> **Given task**
Copy all the data exactly, except the pictures.

> **Task data**
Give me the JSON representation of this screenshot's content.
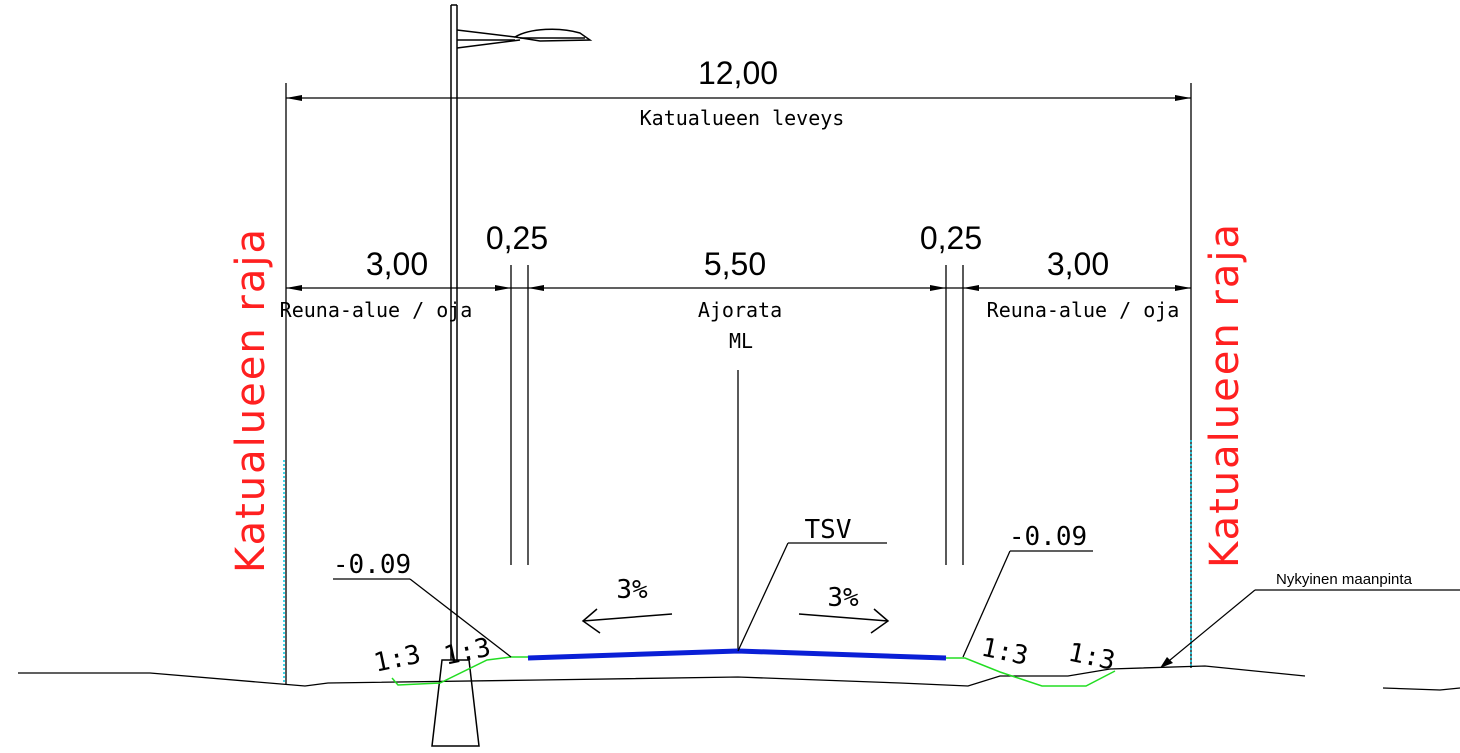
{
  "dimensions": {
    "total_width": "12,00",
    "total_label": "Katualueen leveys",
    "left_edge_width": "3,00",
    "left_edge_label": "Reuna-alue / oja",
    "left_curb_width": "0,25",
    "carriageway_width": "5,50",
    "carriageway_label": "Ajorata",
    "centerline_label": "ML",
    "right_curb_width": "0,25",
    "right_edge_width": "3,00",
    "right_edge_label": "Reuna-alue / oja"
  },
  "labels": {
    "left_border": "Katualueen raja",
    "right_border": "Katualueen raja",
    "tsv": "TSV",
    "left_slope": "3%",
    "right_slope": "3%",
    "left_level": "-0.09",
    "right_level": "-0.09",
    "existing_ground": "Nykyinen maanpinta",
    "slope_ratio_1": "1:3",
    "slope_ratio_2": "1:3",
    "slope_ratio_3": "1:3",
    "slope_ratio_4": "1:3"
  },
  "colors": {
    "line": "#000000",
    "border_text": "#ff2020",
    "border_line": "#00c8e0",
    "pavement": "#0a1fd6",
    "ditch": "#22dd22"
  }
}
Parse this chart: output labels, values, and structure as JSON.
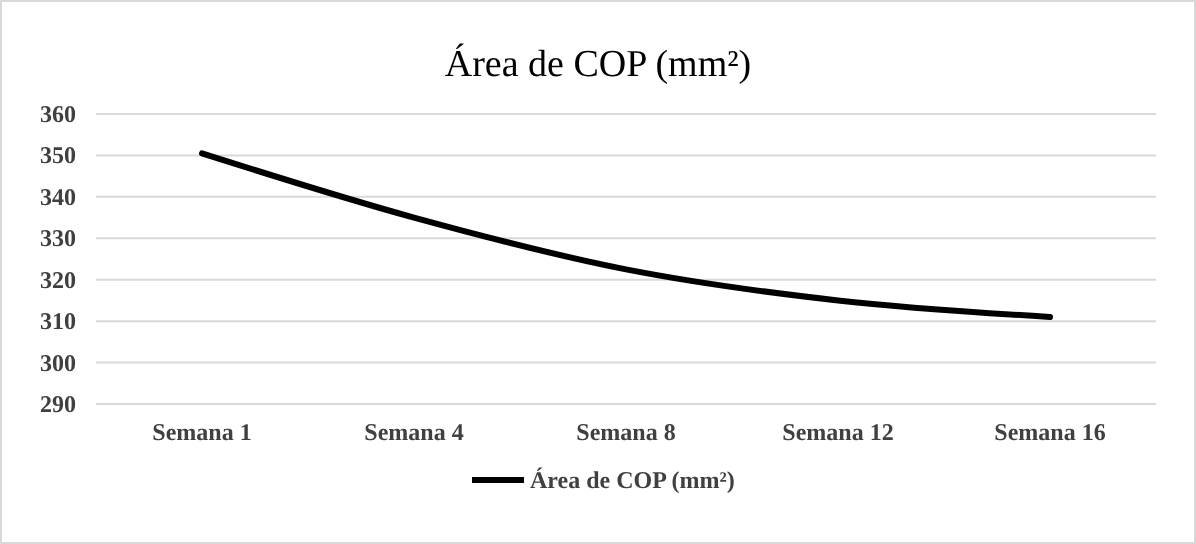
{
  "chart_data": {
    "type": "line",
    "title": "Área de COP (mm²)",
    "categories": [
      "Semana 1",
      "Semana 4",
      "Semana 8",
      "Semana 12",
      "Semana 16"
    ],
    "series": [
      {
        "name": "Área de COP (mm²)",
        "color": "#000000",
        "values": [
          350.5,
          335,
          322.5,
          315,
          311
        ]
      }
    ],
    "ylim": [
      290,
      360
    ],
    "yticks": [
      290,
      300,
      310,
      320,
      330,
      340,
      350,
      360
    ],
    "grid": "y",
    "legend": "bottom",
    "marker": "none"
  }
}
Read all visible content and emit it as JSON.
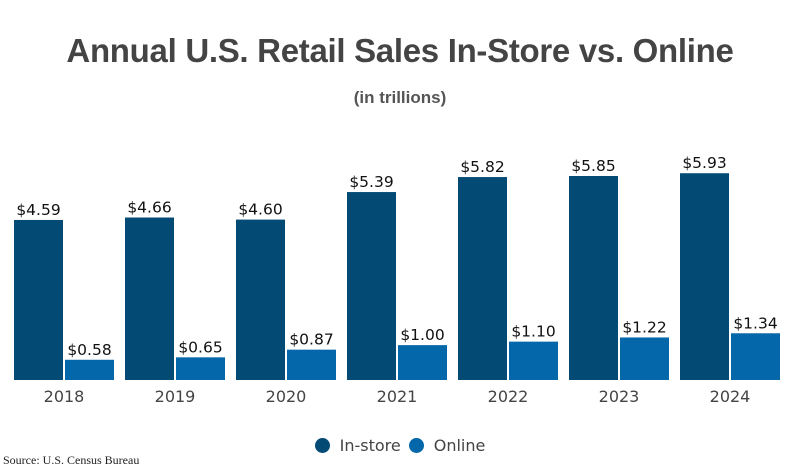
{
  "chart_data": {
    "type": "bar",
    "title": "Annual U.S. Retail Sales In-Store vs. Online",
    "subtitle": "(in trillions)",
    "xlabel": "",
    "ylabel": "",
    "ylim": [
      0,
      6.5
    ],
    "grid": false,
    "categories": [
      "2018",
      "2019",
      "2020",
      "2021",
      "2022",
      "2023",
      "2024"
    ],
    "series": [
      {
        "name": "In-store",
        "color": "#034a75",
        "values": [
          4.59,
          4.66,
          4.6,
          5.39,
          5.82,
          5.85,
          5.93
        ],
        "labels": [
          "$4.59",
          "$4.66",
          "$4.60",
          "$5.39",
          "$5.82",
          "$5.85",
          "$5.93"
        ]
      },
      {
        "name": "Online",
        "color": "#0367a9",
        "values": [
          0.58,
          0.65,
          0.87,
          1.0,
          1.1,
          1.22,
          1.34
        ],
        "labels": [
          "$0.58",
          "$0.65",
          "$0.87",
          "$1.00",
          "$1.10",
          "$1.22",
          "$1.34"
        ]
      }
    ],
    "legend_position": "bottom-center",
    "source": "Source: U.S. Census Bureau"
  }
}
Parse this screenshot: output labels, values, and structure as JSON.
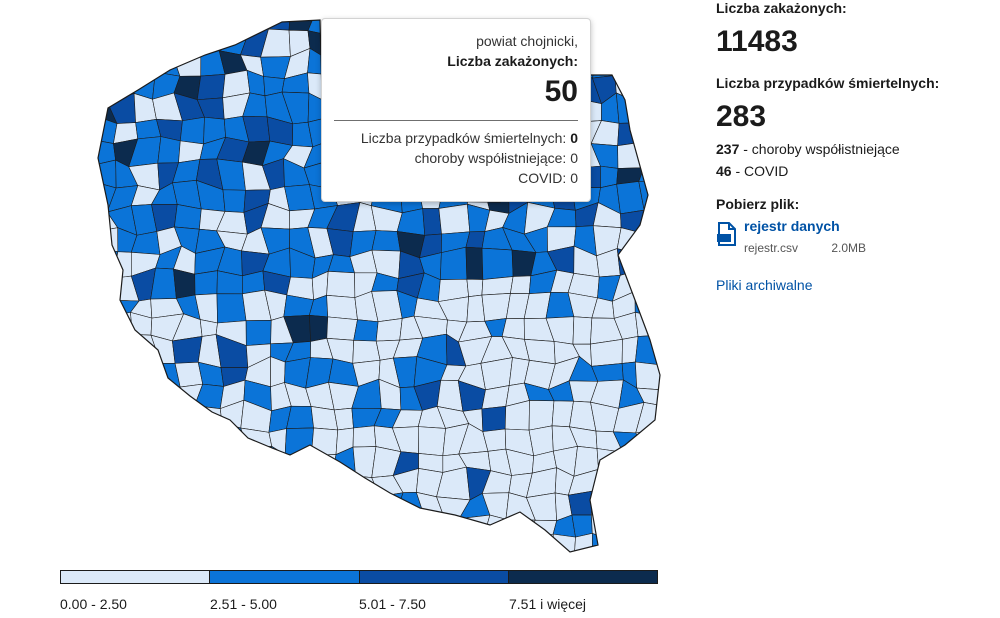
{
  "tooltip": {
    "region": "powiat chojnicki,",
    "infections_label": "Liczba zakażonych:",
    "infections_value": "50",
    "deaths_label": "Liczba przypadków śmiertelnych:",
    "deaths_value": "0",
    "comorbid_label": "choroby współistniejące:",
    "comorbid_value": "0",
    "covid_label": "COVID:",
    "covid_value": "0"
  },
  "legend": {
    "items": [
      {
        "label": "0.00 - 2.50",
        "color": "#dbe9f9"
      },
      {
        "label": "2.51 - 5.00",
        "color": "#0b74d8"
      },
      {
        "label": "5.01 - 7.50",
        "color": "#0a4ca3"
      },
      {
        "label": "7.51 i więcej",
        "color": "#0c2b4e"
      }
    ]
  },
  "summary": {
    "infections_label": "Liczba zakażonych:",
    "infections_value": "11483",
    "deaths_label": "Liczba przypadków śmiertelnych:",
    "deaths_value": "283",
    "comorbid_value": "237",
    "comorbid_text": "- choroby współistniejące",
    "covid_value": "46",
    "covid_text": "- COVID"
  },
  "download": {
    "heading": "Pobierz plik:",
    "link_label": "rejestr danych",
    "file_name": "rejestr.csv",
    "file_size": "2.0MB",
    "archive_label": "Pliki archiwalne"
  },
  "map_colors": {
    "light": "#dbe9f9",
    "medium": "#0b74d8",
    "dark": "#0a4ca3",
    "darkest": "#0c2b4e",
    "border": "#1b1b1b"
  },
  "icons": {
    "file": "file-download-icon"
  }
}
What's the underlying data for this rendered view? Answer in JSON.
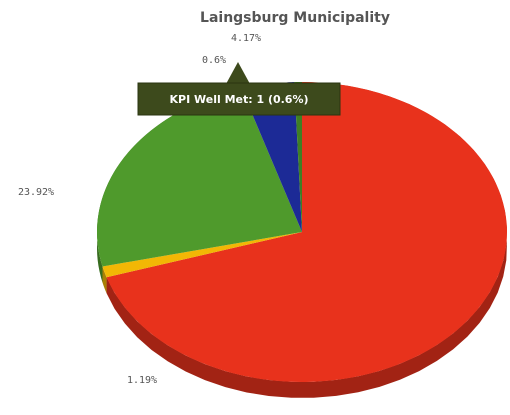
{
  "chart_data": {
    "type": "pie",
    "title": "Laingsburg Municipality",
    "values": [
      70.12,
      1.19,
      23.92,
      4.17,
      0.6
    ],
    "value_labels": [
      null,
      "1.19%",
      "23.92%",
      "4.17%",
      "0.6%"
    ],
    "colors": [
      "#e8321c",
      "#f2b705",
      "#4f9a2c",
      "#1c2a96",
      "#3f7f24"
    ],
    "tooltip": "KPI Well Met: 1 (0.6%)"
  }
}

> **Correct result**
Give me the JSON representation of this screenshot's content.
{
  "dimensions": {
    "total_width": "12,00",
    "total_label": "Katualueen leveys",
    "left_edge_width": "3,00",
    "left_edge_label": "Reuna-alue / oja",
    "left_curb_width": "0,25",
    "carriageway_width": "5,50",
    "carriageway_label": "Ajorata",
    "centerline_label": "ML",
    "right_curb_width": "0,25",
    "right_edge_width": "3,00",
    "right_edge_label": "Reuna-alue / oja"
  },
  "labels": {
    "left_border": "Katualueen raja",
    "right_border": "Katualueen raja",
    "tsv": "TSV",
    "left_slope": "3%",
    "right_slope": "3%",
    "left_level": "-0.09",
    "right_level": "-0.09",
    "existing_ground": "Nykyinen maanpinta",
    "slope_ratio_1": "1:3",
    "slope_ratio_2": "1:3",
    "slope_ratio_3": "1:3",
    "slope_ratio_4": "1:3"
  },
  "colors": {
    "line": "#000000",
    "border_text": "#ff2020",
    "border_line": "#00c8e0",
    "pavement": "#0a1fd6",
    "ditch": "#22dd22"
  }
}
Parse this chart: output labels, values, and structure as JSON.
{
  "chart_data": {
    "type": "line",
    "title": "Área de COP (mm²)",
    "categories": [
      "Semana 1",
      "Semana 4",
      "Semana 8",
      "Semana 12",
      "Semana 16"
    ],
    "series": [
      {
        "name": "Área de COP (mm²)",
        "color": "#000000",
        "values": [
          350.5,
          335,
          322.5,
          315,
          311
        ]
      }
    ],
    "ylim": [
      290,
      360
    ],
    "yticks": [
      290,
      300,
      310,
      320,
      330,
      340,
      350,
      360
    ],
    "grid": "y",
    "legend": "bottom",
    "marker": "none"
  }
}
Read all visible content and emit it as JSON.
{
  "chart_data": {
    "type": "bar",
    "title": "Annual U.S. Retail Sales In-Store vs. Online",
    "subtitle": "(in trillions)",
    "xlabel": "",
    "ylabel": "",
    "ylim": [
      0,
      6.5
    ],
    "grid": false,
    "categories": [
      "2018",
      "2019",
      "2020",
      "2021",
      "2022",
      "2023",
      "2024"
    ],
    "series": [
      {
        "name": "In-store",
        "color": "#034a75",
        "values": [
          4.59,
          4.66,
          4.6,
          5.39,
          5.82,
          5.85,
          5.93
        ],
        "labels": [
          "$4.59",
          "$4.66",
          "$4.60",
          "$5.39",
          "$5.82",
          "$5.85",
          "$5.93"
        ]
      },
      {
        "name": "Online",
        "color": "#0367a9",
        "values": [
          0.58,
          0.65,
          0.87,
          1.0,
          1.1,
          1.22,
          1.34
        ],
        "labels": [
          "$0.58",
          "$0.65",
          "$0.87",
          "$1.00",
          "$1.10",
          "$1.22",
          "$1.34"
        ]
      }
    ],
    "legend_position": "bottom-center",
    "source": "Source: U.S. Census Bureau"
  }
}
Parse this screenshot: output labels, values, and structure as JSON.
{
  "tooltip": {
    "region": "powiat chojnicki,",
    "infections_label": "Liczba zakażonych:",
    "infections_value": "50",
    "deaths_label": "Liczba przypadków śmiertelnych:",
    "deaths_value": "0",
    "comorbid_label": "choroby współistniejące:",
    "comorbid_value": "0",
    "covid_label": "COVID:",
    "covid_value": "0"
  },
  "legend": {
    "items": [
      {
        "label": "0.00 - 2.50",
        "color": "#dbe9f9"
      },
      {
        "label": "2.51 - 5.00",
        "color": "#0b74d8"
      },
      {
        "label": "5.01 - 7.50",
        "color": "#0a4ca3"
      },
      {
        "label": "7.51 i więcej",
        "color": "#0c2b4e"
      }
    ]
  },
  "summary": {
    "infections_label": "Liczba zakażonych:",
    "infections_value": "11483",
    "deaths_label": "Liczba przypadków śmiertelnych:",
    "deaths_value": "283",
    "comorbid_value": "237",
    "comorbid_text": "- choroby współistniejące",
    "covid_value": "46",
    "covid_text": "- COVID"
  },
  "download": {
    "heading": "Pobierz plik:",
    "link_label": "rejestr danych",
    "file_name": "rejestr.csv",
    "file_size": "2.0MB",
    "archive_label": "Pliki archiwalne"
  },
  "map_colors": {
    "light": "#dbe9f9",
    "medium": "#0b74d8",
    "dark": "#0a4ca3",
    "darkest": "#0c2b4e",
    "border": "#1b1b1b"
  },
  "icons": {
    "file": "file-download-icon"
  }
}
What's the underlying data for this rendered view? Answer in JSON.
{
  "chart_data": {
    "type": "pie",
    "title": "Laingsburg Municipality",
    "values": [
      70.12,
      1.19,
      23.92,
      4.17,
      0.6
    ],
    "value_labels": [
      null,
      "1.19%",
      "23.92%",
      "4.17%",
      "0.6%"
    ],
    "colors": [
      "#e8321c",
      "#f2b705",
      "#4f9a2c",
      "#1c2a96",
      "#3f7f24"
    ],
    "tooltip": "KPI Well Met: 1 (0.6%)"
  }
}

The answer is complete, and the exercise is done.